- **SELECTION**:
Author larry
Recipients larry
Date 2009-04-29.02:58:53
SpamBayes Score 1.11022e-16
Marked as misclassified No
Message-id <1240973984.42.0.154845882855.issue5872@psf.upfronthosting.co.za>
In-reply-to
Content
EXECUTIVE SUMMARY

I've written a patch against py3k trunk creating a new function-based
API for creating  extension types in C.  This allows PyTypeObject to
become a (mostly) private structure.


THE PROBLEM

Here's how you create an extension type using the current API.

  * First, find some code that already has a working type declaration.
    Copy and paste their fifty-line PyTypeObject declaration, then
    hack it up until it looks like what you need.

  * Next--hey!  There *is* no next, you're done.  You can immediately
    create an object using your type and pass it into the Python
    interpreter and it would work fine.  You are encouraged to call
    PyType_Ready(), but this isn't required and it's often skipped.

This approach causes two problems.

  1) The Python interpreter *must support* and *cannot change*
     the PyTypeObject structure, forever.  Any meaningful change to
     the structure will break every extension.   This has many
     consequences:
       a) Fields that are no longer used must be left in place,
          forever, as ignored placeholders if need be.  Py3k cleaned
	  up a lot of these, but it's already picked up a new one
	  ("tp_compare" is now "tp_reserved").
       b) Internal implementation details of the type system must
          be public.
       c) The interpreter can't even use a different structure
          internally, because extensions are free to pass in objects
	  using PyTypeObjects the interpreter has never seen before.

  2) As a programming interface this lacks a certain gentility.  It
     clearly *works*, but it requires programmers to copy and paste
     with a large structure mostly containing NULLs, which they must
     pick carefully through to change just a few fields.


THE SOLUTION

My patch creates a new function-based extension type definition API.
You create a type by calling PyType_New(), then call various accessor
functions on the type (PyType_SetString and the like), and when your
type has been completely populated you must call PyType_Activate()
to enable it for use.

With this API available, extension authors no longer need to directly
see the innards of the PyTypeObject structure.  Well, most of the
fields anyway.  There are a few shortcut macros in CPython that need
to continue working for performance reasons, so the "tp_flags" and
"tp_dealloc" fields need to remain publically visible.

One feature worth mentioning is that the API is type-safe.  Many such
APIs would have had one generic "PyType_SetPointer", taking an
identifier for the field and a void * for its value, but this would
have lost type safety.  Another approach would have been to have one
accessor per field ("PyType_SetAddFunction"), but this would have
exploded the number of functions in the API.  My API splits the
difference: each distinct *type* has its own set of accessors
("PyType_GetSSizeT") which takes an identifier specifying which
field you wish to get or set.

- **ITEMS**:
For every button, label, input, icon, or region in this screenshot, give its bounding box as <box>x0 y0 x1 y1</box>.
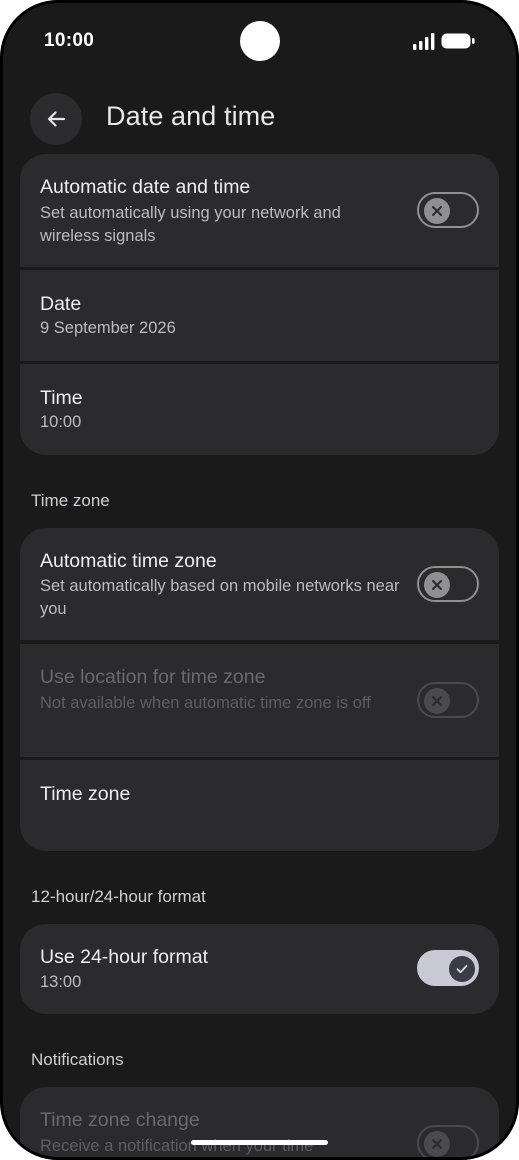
use-24-hour-toggle[interactable] <box>417 950 479 986</box>
automatic-time-zone-toggle[interactable] <box>417 566 479 602</box>
time-value: 10:00 <box>40 413 82 431</box>
time-title: Time <box>40 387 83 409</box>
use-24-hour-title: Use 24-hour format <box>40 946 208 968</box>
automatic-date-time-title: Automatic date and time <box>40 176 251 198</box>
time-item[interactable]: Time 10:00 <box>20 364 499 455</box>
automatic-time-zone-title: Automatic time zone <box>40 550 217 572</box>
time-zone-item[interactable]: Time zone <box>20 760 499 851</box>
top-app-bar: Date and time <box>0 88 519 150</box>
battery-icon <box>441 33 475 49</box>
status-time: 10:00 <box>44 30 95 51</box>
date-item[interactable]: Date 9 September 2026 <box>20 270 499 361</box>
check-icon <box>456 965 468 974</box>
automatic-date-time-item[interactable]: Automatic date and time Set automaticall… <box>20 154 499 267</box>
home-indicator[interactable] <box>191 1140 328 1145</box>
section-header-format: 12-hour/24-hour format <box>31 887 206 906</box>
automatic-date-time-toggle[interactable] <box>417 192 479 228</box>
time-zone-title: Time zone <box>40 783 131 805</box>
time-zone-change-title: Time zone change <box>40 1109 200 1131</box>
front-camera <box>240 21 280 61</box>
close-icon <box>432 696 442 706</box>
automatic-time-zone-subtitle: Set automatically based on mobile networ… <box>40 577 400 618</box>
automatic-time-zone-item[interactable]: Automatic time zone Set automatically ba… <box>20 528 499 640</box>
status-bar: 10:00 <box>0 0 519 82</box>
section-header-time-zone: Time zone <box>31 491 110 510</box>
date-title: Date <box>40 293 82 315</box>
use-location-subtitle: Not available when automatic time zone i… <box>40 694 371 712</box>
use-24-hour-value: 13:00 <box>40 973 82 991</box>
use-24-hour-item[interactable]: Use 24-hour format 13:00 <box>20 924 499 1014</box>
page-title: Date and time <box>106 101 276 131</box>
date-value: 9 September 2026 <box>40 319 176 337</box>
phone-screen: 10:00 Date and time Automatic date and t… <box>0 0 519 1160</box>
use-location-toggle <box>417 682 479 718</box>
automatic-date-time-subtitle: Set automatically using your network and… <box>40 204 341 245</box>
close-icon <box>432 580 442 590</box>
time-zone-change-toggle <box>417 1125 479 1160</box>
time-zone-change-item: Time zone change Receive a notification … <box>20 1087 499 1160</box>
toggle-knob <box>449 956 475 982</box>
close-icon <box>432 1139 442 1149</box>
signal-icon <box>413 33 435 50</box>
toggle-knob <box>424 198 450 224</box>
close-icon <box>432 206 442 216</box>
toggle-knob <box>424 688 450 714</box>
time-zone-change-subtitle: Receive a notification when your time <box>40 1137 314 1155</box>
use-location-title: Use location for time zone <box>40 666 266 688</box>
section-header-notifications: Notifications <box>31 1050 124 1069</box>
use-location-time-zone-item: Use location for time zone Not available… <box>20 644 499 757</box>
toggle-knob <box>424 1131 450 1157</box>
back-button[interactable] <box>30 93 82 145</box>
arrow-left-icon <box>47 111 66 127</box>
toggle-knob <box>424 572 450 598</box>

- **SET TASKS**:
1. According to the message, which two PyTypeObject fields must stay publicly visible?
2. Echo the message word for word, beginning at the words "You create a type" and stopping after the words "must call PyType_Activate()".
The entries are not needed for anything here.

- **SOLUTIONS IN ORDER**:
1. The "tp_flags" and "tp_dealloc" fields.

2.
You create a type by calling PyType_New(), then call various accessor
functions on the type (PyType_SetString and the like), and when your
type has been completely populated you must call PyType_Activate()